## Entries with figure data

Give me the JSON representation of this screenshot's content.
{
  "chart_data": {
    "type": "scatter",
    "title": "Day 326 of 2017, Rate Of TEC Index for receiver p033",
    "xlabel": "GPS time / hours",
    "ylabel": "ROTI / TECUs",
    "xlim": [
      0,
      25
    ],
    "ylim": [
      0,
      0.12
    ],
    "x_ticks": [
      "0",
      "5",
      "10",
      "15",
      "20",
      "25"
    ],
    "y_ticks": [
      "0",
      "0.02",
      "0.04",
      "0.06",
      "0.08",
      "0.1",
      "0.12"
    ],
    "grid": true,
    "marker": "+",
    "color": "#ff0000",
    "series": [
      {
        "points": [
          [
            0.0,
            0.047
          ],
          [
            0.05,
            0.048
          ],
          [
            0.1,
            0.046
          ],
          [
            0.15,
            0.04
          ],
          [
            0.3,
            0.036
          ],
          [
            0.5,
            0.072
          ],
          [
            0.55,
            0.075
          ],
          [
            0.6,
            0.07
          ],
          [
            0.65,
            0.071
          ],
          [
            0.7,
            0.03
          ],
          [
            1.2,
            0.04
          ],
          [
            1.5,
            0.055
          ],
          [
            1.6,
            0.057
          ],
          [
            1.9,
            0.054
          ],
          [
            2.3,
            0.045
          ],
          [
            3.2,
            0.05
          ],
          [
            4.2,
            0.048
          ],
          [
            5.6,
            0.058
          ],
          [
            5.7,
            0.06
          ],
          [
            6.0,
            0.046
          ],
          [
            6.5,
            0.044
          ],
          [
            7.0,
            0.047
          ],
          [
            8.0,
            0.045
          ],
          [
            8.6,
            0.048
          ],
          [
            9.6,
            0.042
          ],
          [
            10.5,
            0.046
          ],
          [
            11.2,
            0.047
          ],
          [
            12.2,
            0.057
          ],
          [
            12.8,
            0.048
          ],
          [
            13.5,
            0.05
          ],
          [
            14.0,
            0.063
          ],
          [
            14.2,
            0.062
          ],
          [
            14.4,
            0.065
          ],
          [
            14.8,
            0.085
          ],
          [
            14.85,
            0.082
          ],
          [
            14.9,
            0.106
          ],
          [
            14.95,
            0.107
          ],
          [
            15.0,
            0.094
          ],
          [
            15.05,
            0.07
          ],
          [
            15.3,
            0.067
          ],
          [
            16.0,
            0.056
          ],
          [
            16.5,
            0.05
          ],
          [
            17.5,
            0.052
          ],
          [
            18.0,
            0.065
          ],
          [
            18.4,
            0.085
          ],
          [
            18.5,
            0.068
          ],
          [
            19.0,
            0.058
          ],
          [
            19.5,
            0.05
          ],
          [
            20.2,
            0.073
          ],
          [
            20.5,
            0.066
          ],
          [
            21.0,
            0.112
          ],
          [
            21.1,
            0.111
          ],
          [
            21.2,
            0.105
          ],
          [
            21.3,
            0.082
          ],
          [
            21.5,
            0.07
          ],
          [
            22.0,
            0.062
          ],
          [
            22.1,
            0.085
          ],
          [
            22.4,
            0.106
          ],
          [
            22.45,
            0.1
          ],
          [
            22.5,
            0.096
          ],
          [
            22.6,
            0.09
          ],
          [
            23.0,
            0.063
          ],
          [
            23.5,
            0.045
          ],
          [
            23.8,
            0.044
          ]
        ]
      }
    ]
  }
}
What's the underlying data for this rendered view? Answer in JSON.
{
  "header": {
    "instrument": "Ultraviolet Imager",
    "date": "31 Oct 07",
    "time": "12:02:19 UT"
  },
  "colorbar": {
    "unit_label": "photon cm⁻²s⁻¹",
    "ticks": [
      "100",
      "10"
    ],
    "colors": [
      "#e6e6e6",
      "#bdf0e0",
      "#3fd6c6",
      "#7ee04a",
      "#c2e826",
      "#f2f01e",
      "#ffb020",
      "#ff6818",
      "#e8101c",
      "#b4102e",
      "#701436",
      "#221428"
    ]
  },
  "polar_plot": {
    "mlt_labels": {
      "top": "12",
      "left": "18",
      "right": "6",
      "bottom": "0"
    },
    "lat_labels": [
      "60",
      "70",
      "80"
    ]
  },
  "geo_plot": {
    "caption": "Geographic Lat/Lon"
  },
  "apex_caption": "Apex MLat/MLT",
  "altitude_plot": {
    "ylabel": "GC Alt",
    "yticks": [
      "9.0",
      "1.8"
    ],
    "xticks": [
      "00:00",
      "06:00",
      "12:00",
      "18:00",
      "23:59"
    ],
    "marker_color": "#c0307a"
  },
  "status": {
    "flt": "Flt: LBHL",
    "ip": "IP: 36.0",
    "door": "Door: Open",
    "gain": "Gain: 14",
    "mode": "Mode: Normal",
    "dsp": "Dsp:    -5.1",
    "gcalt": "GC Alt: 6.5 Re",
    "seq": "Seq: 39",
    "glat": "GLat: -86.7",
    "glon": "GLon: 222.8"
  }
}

## DIRECTION
Copy all lines from the material that hold "time".

## REPLY TO THE EXERCISE
    "xlabel": "GPS time / hours",
    "time": "12:02:19 UT"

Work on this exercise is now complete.